SET TASK
Reproduce only the lines that run from the line with "Serialize everything readable" to the last line of the material, both ends included, exactly as they appear.

Figure content listings
———

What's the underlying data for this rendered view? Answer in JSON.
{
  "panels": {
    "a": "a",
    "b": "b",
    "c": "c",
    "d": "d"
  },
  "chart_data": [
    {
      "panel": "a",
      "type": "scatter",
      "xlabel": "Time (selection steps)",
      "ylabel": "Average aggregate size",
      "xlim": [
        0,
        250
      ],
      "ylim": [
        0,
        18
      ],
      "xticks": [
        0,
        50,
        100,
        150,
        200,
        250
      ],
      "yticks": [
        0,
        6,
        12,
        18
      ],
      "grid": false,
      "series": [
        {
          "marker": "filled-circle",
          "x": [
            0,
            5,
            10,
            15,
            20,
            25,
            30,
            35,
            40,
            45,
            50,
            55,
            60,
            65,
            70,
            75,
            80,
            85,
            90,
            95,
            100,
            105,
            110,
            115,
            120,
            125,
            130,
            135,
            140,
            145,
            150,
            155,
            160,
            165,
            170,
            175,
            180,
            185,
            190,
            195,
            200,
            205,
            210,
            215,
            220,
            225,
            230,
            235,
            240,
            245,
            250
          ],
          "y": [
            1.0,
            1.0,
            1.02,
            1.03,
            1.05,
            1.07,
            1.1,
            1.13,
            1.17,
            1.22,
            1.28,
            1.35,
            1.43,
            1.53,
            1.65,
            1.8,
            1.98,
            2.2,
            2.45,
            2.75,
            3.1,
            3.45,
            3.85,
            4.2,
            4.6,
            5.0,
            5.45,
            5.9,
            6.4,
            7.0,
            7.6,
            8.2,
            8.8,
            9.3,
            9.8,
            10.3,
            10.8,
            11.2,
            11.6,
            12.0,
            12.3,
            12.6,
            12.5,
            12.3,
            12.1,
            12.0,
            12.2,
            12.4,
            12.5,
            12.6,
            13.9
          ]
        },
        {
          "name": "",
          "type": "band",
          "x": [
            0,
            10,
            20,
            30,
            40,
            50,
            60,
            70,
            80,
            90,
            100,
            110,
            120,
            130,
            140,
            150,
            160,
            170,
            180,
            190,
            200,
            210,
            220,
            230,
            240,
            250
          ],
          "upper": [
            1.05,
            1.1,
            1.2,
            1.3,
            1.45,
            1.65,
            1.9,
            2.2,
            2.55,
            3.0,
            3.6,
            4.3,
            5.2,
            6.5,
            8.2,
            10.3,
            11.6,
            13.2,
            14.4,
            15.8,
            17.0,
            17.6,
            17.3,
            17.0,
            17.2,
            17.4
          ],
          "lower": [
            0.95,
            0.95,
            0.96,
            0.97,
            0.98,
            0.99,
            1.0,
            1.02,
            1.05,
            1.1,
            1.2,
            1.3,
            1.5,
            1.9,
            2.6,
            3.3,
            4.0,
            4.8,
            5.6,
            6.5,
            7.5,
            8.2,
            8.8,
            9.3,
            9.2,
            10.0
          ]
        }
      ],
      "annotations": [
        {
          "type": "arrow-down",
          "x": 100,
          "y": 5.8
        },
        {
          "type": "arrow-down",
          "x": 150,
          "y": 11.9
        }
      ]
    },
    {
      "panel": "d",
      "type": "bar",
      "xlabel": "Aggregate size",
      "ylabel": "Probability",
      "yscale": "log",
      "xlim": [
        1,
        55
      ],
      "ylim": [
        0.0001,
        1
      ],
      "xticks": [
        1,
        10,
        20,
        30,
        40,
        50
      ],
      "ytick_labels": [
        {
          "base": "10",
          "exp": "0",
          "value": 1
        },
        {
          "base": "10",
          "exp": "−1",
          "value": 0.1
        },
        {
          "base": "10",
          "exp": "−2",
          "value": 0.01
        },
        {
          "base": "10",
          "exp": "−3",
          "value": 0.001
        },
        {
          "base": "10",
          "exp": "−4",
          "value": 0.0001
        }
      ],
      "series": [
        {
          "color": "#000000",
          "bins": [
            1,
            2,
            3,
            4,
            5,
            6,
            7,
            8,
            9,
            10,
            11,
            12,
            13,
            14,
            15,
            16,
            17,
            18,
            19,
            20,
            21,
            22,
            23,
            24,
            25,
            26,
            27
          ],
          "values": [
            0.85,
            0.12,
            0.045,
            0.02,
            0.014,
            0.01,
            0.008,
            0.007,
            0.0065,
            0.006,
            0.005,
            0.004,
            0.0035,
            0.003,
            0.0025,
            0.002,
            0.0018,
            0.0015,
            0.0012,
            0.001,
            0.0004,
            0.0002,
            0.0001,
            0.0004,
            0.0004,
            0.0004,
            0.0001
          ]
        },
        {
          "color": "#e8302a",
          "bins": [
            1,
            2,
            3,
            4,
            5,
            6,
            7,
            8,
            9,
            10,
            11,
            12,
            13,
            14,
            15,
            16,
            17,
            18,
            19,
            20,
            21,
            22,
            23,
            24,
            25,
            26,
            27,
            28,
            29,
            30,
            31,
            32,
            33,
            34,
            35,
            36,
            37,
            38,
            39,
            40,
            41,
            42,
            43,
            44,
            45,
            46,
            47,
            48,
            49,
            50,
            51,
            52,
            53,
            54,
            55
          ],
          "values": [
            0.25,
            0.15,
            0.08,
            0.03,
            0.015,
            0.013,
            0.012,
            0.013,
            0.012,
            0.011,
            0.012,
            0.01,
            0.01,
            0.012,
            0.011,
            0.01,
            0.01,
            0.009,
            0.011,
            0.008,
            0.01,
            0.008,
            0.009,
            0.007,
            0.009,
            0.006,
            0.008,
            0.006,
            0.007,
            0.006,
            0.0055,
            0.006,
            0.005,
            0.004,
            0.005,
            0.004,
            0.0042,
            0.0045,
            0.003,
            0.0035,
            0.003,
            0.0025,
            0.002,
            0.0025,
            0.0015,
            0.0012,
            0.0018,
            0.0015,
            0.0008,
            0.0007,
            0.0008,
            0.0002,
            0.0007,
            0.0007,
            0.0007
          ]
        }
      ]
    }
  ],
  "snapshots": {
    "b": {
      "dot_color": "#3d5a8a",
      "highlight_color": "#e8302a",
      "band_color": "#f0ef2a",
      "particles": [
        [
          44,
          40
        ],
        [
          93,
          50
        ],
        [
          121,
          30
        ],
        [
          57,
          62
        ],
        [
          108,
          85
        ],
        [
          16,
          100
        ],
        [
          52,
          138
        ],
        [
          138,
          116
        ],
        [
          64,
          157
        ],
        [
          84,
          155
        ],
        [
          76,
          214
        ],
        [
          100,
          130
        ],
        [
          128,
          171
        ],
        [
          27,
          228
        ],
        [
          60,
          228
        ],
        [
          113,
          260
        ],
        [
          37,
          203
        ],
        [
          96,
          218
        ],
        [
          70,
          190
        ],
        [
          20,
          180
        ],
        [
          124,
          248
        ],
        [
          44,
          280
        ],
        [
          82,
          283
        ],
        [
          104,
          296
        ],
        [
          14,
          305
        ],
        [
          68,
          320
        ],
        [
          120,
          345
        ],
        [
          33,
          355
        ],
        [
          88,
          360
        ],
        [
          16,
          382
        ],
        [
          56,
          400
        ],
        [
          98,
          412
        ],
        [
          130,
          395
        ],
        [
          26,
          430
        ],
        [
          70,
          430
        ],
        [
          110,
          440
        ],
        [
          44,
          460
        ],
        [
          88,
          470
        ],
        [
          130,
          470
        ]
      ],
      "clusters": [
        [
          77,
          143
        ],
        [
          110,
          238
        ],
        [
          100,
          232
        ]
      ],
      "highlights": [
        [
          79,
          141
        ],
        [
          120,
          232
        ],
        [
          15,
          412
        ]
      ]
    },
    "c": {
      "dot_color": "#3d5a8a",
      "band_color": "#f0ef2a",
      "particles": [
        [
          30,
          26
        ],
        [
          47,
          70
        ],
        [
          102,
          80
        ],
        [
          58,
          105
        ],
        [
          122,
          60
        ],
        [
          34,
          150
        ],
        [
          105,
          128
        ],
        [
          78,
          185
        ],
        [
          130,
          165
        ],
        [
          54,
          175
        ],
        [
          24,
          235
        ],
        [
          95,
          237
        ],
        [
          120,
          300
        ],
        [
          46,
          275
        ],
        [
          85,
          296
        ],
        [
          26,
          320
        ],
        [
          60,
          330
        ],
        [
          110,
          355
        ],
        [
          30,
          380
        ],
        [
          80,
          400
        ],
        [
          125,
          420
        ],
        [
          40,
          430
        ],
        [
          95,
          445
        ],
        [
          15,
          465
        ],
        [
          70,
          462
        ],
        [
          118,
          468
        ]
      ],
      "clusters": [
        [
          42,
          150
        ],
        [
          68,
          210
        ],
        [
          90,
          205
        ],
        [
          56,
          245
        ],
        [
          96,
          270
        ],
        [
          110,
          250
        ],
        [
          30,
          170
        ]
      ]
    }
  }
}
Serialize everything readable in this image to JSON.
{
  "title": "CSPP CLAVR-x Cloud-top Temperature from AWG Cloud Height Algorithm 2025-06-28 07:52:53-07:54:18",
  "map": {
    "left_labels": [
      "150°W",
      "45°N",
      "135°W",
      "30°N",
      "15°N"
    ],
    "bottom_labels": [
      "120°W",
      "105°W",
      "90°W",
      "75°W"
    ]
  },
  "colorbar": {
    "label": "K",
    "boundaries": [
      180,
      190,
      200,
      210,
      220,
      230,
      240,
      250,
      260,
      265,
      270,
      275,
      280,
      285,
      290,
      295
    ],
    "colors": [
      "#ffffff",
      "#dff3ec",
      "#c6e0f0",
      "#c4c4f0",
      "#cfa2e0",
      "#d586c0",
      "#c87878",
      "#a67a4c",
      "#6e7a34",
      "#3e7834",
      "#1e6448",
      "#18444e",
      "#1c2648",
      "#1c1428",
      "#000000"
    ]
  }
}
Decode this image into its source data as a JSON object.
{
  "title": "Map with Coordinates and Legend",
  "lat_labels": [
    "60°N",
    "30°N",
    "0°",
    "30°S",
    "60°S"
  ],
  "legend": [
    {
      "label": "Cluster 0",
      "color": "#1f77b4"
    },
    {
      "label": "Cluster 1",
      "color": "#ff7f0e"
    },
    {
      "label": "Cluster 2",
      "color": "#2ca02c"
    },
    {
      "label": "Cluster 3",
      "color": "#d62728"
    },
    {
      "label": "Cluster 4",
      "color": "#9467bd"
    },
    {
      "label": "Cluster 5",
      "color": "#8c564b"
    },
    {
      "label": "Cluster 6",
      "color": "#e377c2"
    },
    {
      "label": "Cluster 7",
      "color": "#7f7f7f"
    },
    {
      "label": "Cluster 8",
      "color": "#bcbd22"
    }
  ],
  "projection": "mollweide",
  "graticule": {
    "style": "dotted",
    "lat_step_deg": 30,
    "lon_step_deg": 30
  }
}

———

RESULT OF THE TASK
Serialize everything readable in this image to JSON.
{
  "title": "CSPP CLAVR-x Cloud-top Temperature from AWG Cloud Height Algorithm 2025-06-28 07:52:53-07:54:18",
  "map": {
    "left_labels": [
      "150°W",
      "45°N",
      "135°W",
      "30°N",
      "15°N"
    ],
    "bottom_labels": [
      "120°W",
      "105°W",
      "90°W",
      "75°W"
    ]
  },
  "colorbar": {
    "label": "K",
    "boundaries": [
      180,
      190,
      200,
      210,
      220,
      230,
      240,
      250,
      260,
      265,
      270,
      275,
      280,
      285,
      290,
      295
    ],
    "colors": [
      "#ffffff",
      "#dff3ec",
      "#c6e0f0",
      "#c4c4f0",
      "#cfa2e0",
      "#d586c0",
      "#c87878",
      "#a67a4c",
      "#6e7a34",
      "#3e7834",
      "#1e6448",
      "#18444e",
      "#1c2648",
      "#1c1428",
      "#000000"
    ]
  }
}
Decode this image into its source data as a JSON object.
{
  "title": "Map with Coordinates and Legend",
  "lat_labels": [
    "60°N",
    "30°N",
    "0°",
    "30°S",
    "60°S"
  ],
  "legend": [
    {
      "label": "Cluster 0",
      "color": "#1f77b4"
    },
    {
      "label": "Cluster 1",
      "color": "#ff7f0e"
    },
    {
      "label": "Cluster 2",
      "color": "#2ca02c"
    },
    {
      "label": "Cluster 3",
      "color": "#d62728"
    },
    {
      "label": "Cluster 4",
      "color": "#9467bd"
    },
    {
      "label": "Cluster 5",
      "color": "#8c564b"
    },
    {
      "label": "Cluster 6",
      "color": "#e377c2"
    },
    {
      "label": "Cluster 7",
      "color": "#7f7f7f"
    },
    {
      "label": "Cluster 8",
      "color": "#bcbd22"
    }
  ],
  "projection": "mollweide",
  "graticule": {
    "style": "dotted",
    "lat_step_deg": 30,
    "lon_step_deg": 30
  }
}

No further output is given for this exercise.